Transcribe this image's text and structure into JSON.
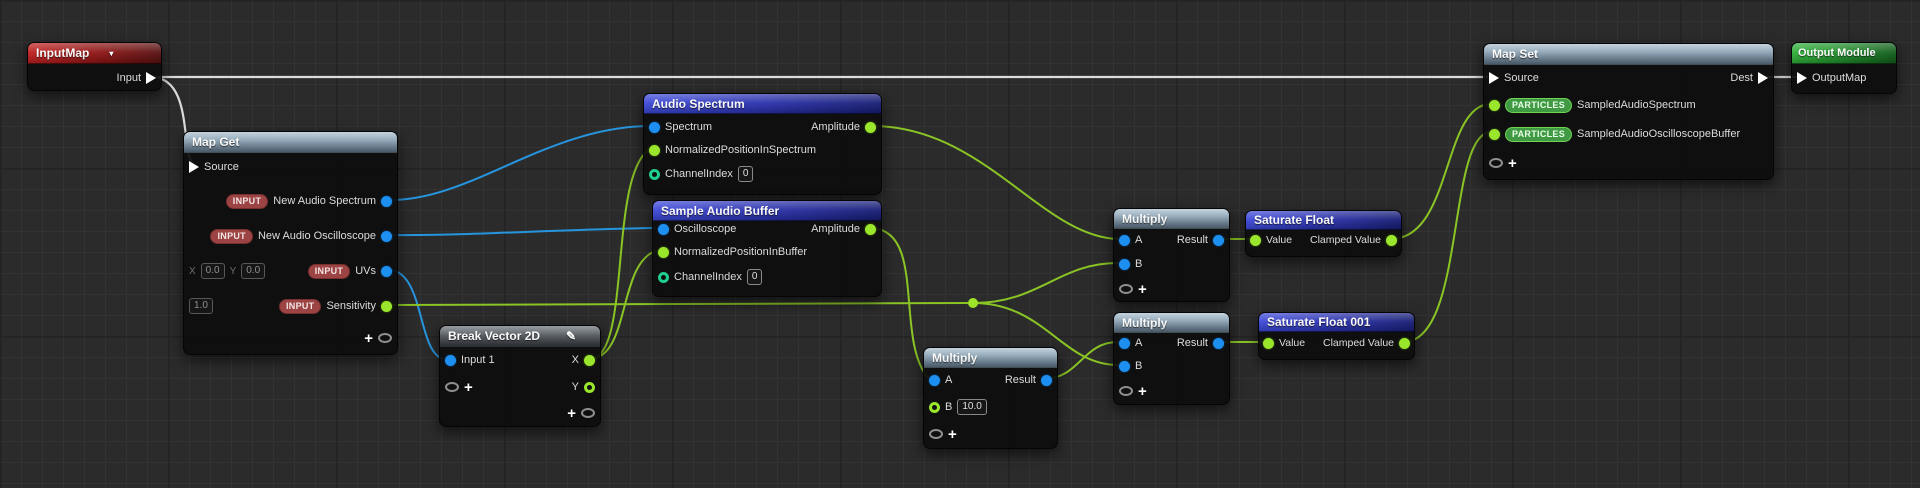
{
  "colors": {
    "wire_white": "#dcdcdc",
    "wire_blue": "#2795dd",
    "wire_green": "#8ac425",
    "pin_blue": "#1d8ff0",
    "pin_green": "#9ae62c",
    "pin_teal": "#1fcf8e",
    "header_red": "#bf2020",
    "header_map_gray_blue": "#a9c0d0",
    "header_blue": "#3d49d8",
    "header_green": "#2fb13a"
  },
  "icons": {
    "add_pin": "+",
    "dropdown": "▾",
    "edit": "✎"
  },
  "nodes": {
    "input_map": {
      "title": "InputMap",
      "output_pin": "Input"
    },
    "map_get": {
      "title": "Map Get",
      "source_pin": "Source",
      "row_spectrum": {
        "badge": "INPUT",
        "label": "New Audio Spectrum"
      },
      "row_oscilloscope": {
        "badge": "INPUT",
        "label": "New Audio Oscilloscope"
      },
      "row_uvs": {
        "badge": "INPUT",
        "label": "UVs",
        "x_label": "X",
        "x_value": "0.0",
        "y_label": "Y",
        "y_value": "0.0"
      },
      "row_sensitivity": {
        "badge": "INPUT",
        "label": "Sensitivity",
        "value": "1.0"
      }
    },
    "audio_spectrum": {
      "title": "Audio Spectrum",
      "in_spectrum": "Spectrum",
      "out_amplitude": "Amplitude",
      "in_normalized": "NormalizedPositionInSpectrum",
      "in_channel": "ChannelIndex",
      "channel_value": "0"
    },
    "sample_audio_buffer": {
      "title": "Sample Audio Buffer",
      "in_oscilloscope": "Oscilloscope",
      "out_amplitude": "Amplitude",
      "in_normalized": "NormalizedPositionInBuffer",
      "in_channel": "ChannelIndex",
      "channel_value": "0"
    },
    "break_vector_2d": {
      "title": "Break Vector 2D",
      "in_1": "Input 1",
      "out_x": "X",
      "out_y": "Y"
    },
    "multiply_scale": {
      "title": "Multiply",
      "a": "A",
      "b": "B",
      "b_value": "10.0",
      "result": "Result"
    },
    "multiply_spectrum": {
      "title": "Multiply",
      "a": "A",
      "b": "B",
      "result": "Result"
    },
    "multiply_buffer": {
      "title": "Multiply",
      "a": "A",
      "b": "B",
      "result": "Result"
    },
    "saturate_float": {
      "title": "Saturate Float",
      "value": "Value",
      "clamped": "Clamped Value"
    },
    "saturate_float_001": {
      "title": "Saturate Float 001",
      "value": "Value",
      "clamped": "Clamped Value"
    },
    "map_set": {
      "title": "Map Set",
      "source_pin": "Source",
      "dest_pin": "Dest",
      "row_spectrum": {
        "badge": "PARTICLES",
        "label": "SampledAudioSpectrum"
      },
      "row_buffer": {
        "badge": "PARTICLES",
        "label": "SampledAudioOscilloscopeBuffer"
      }
    },
    "output_module": {
      "title": "Output Module",
      "input_pin": "OutputMap"
    }
  }
}
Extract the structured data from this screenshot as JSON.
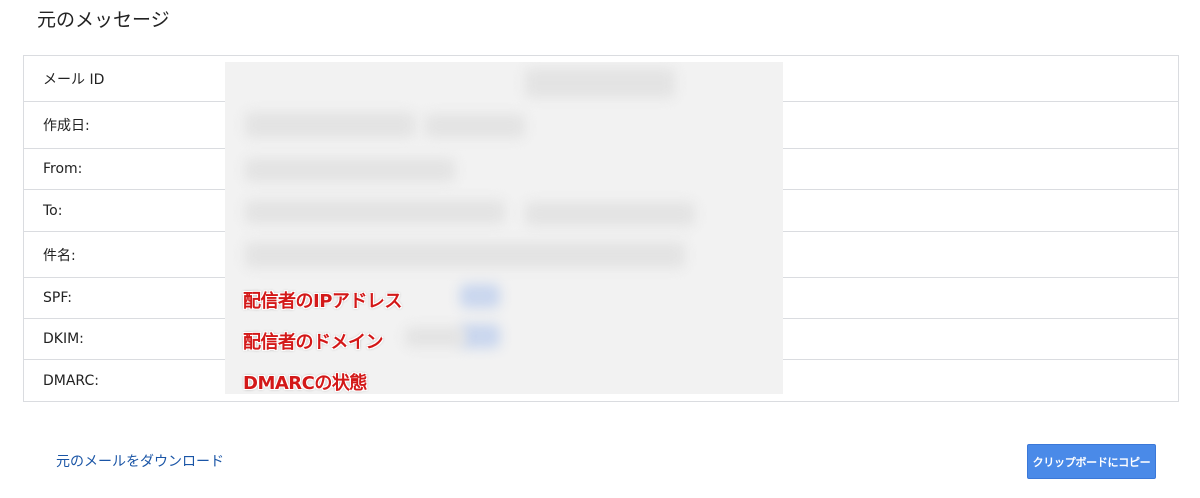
{
  "page": {
    "title": "元のメッセージ"
  },
  "details": {
    "rows": [
      {
        "label": "メール ID"
      },
      {
        "label": "作成日:"
      },
      {
        "label": "From:"
      },
      {
        "label": "To:"
      },
      {
        "label": "件名:"
      },
      {
        "label": "SPF:"
      },
      {
        "label": "DKIM:"
      },
      {
        "label": "DMARC:"
      }
    ]
  },
  "annotations": {
    "spf": "配信者のIPアドレス",
    "dkim": "配信者のドメイン",
    "dmarc": "DMARCの状態"
  },
  "actions": {
    "download_label": "元のメールをダウンロード",
    "copy_label": "クリップボードにコピー"
  },
  "colors": {
    "link": "#1a55a6",
    "button": "#4a8ae8",
    "annotation": "#d31818",
    "border": "#dadce0"
  }
}
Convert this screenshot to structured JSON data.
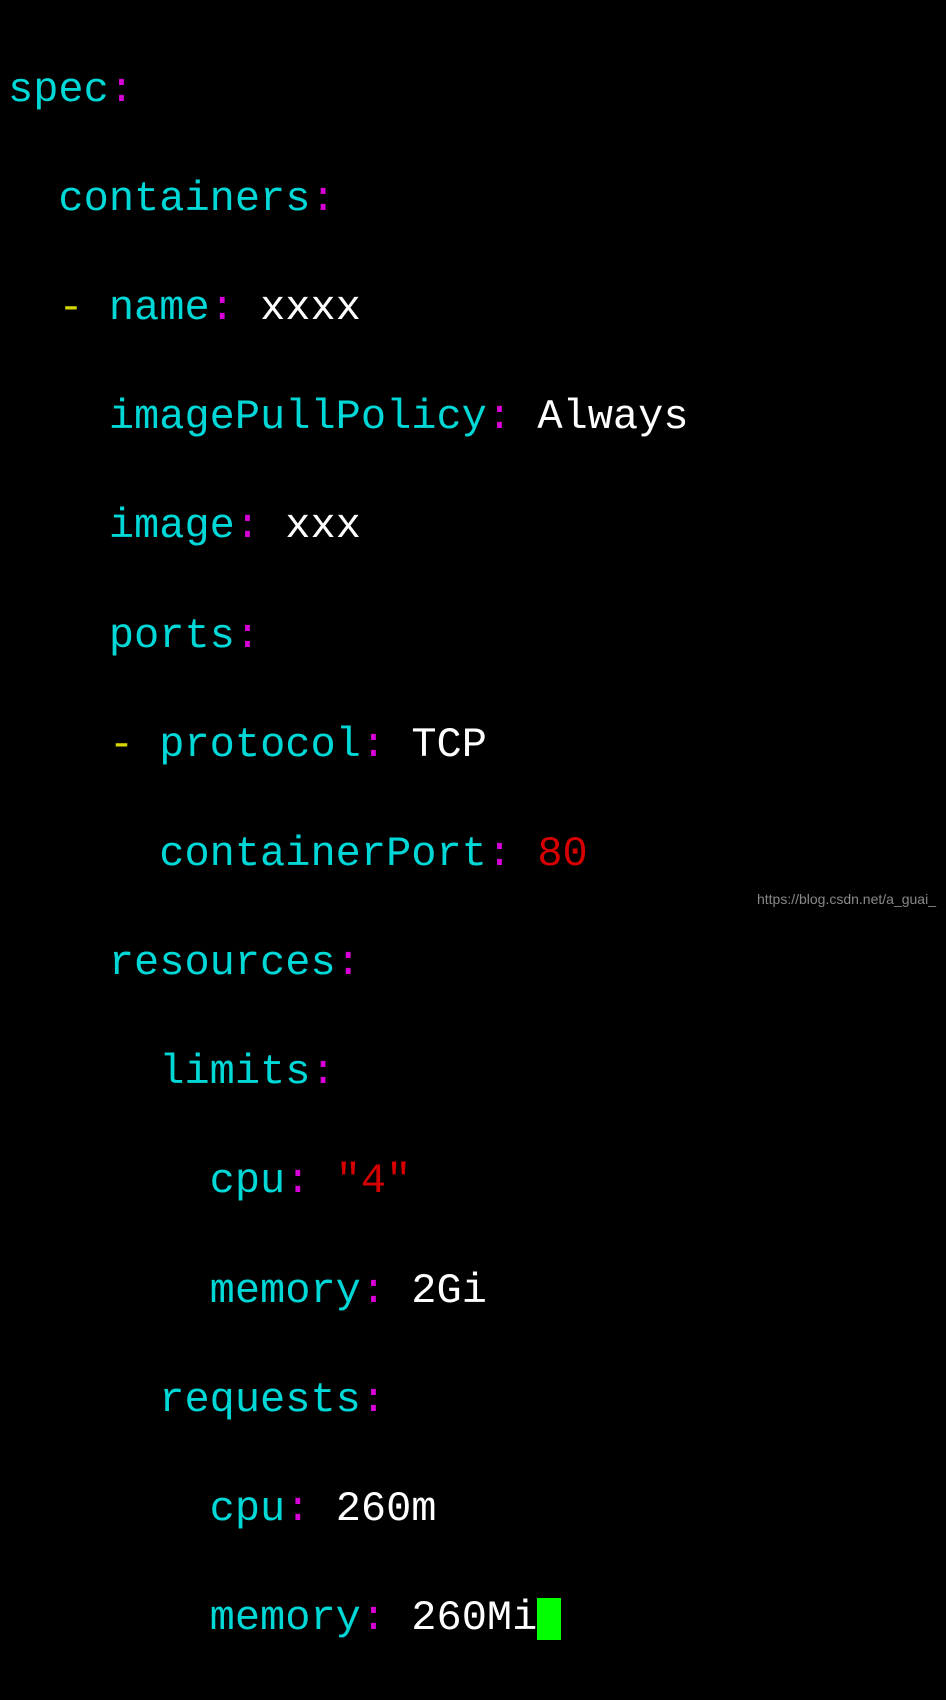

□ □ □ □ □ □ □

* WHAT YOU HAVE TO DO *
Transcribe the complete set of entries verbatim. No pictures belong in the copy.

* EXPECTED OUTPUT *
Transcribe this image's text and structure into JSON.
{
  "colors": {
    "wire_white": "#dcdcdc",
    "wire_blue": "#2795dd",
    "wire_green": "#8ac425",
    "pin_blue": "#1d8ff0",
    "pin_green": "#9ae62c",
    "pin_teal": "#1fcf8e",
    "header_red": "#bf2020",
    "header_map_gray_blue": "#a9c0d0",
    "header_blue": "#3d49d8",
    "header_green": "#2fb13a"
  },
  "icons": {
    "add_pin": "+",
    "dropdown": "▾",
    "edit": "✎"
  },
  "nodes": {
    "input_map": {
      "title": "InputMap",
      "output_pin": "Input"
    },
    "map_get": {
      "title": "Map Get",
      "source_pin": "Source",
      "row_spectrum": {
        "badge": "INPUT",
        "label": "New Audio Spectrum"
      },
      "row_oscilloscope": {
        "badge": "INPUT",
        "label": "New Audio Oscilloscope"
      },
      "row_uvs": {
        "badge": "INPUT",
        "label": "UVs",
        "x_label": "X",
        "x_value": "0.0",
        "y_label": "Y",
        "y_value": "0.0"
      },
      "row_sensitivity": {
        "badge": "INPUT",
        "label": "Sensitivity",
        "value": "1.0"
      }
    },
    "audio_spectrum": {
      "title": "Audio Spectrum",
      "in_spectrum": "Spectrum",
      "out_amplitude": "Amplitude",
      "in_normalized": "NormalizedPositionInSpectrum",
      "in_channel": "ChannelIndex",
      "channel_value": "0"
    },
    "sample_audio_buffer": {
      "title": "Sample Audio Buffer",
      "in_oscilloscope": "Oscilloscope",
      "out_amplitude": "Amplitude",
      "in_normalized": "NormalizedPositionInBuffer",
      "in_channel": "ChannelIndex",
      "channel_value": "0"
    },
    "break_vector_2d": {
      "title": "Break Vector 2D",
      "in_1": "Input 1",
      "out_x": "X",
      "out_y": "Y"
    },
    "multiply_scale": {
      "title": "Multiply",
      "a": "A",
      "b": "B",
      "b_value": "10.0",
      "result": "Result"
    },
    "multiply_spectrum": {
      "title": "Multiply",
      "a": "A",
      "b": "B",
      "result": "Result"
    },
    "multiply_buffer": {
      "title": "Multiply",
      "a": "A",
      "b": "B",
      "result": "Result"
    },
    "saturate_float": {
      "title": "Saturate Float",
      "value": "Value",
      "clamped": "Clamped Value"
    },
    "saturate_float_001": {
      "title": "Saturate Float 001",
      "value": "Value",
      "clamped": "Clamped Value"
    },
    "map_set": {
      "title": "Map Set",
      "source_pin": "Source",
      "dest_pin": "Dest",
      "row_spectrum": {
        "badge": "PARTICLES",
        "label": "SampledAudioSpectrum"
      },
      "row_buffer": {
        "badge": "PARTICLES",
        "label": "SampledAudioOscilloscopeBuffer"
      }
    },
    "output_module": {
      "title": "Output Module",
      "input_pin": "OutputMap"
    }
  }
}
Extract the structured data from this screenshot as JSON.
{
  "page": {
    "title": "元のメッセージ"
  },
  "details": {
    "rows": [
      {
        "label": "メール ID"
      },
      {
        "label": "作成日:"
      },
      {
        "label": "From:"
      },
      {
        "label": "To:"
      },
      {
        "label": "件名:"
      },
      {
        "label": "SPF:"
      },
      {
        "label": "DKIM:"
      },
      {
        "label": "DMARC:"
      }
    ]
  },
  "annotations": {
    "spf": "配信者のIPアドレス",
    "dkim": "配信者のドメイン",
    "dmarc": "DMARCの状態"
  },
  "actions": {
    "download_label": "元のメールをダウンロード",
    "copy_label": "クリップボードにコピー"
  },
  "colors": {
    "link": "#1a55a6",
    "button": "#4a8ae8",
    "annotation": "#d31818",
    "border": "#dadce0"
  }
}
Convert this screenshot to structured JSON data.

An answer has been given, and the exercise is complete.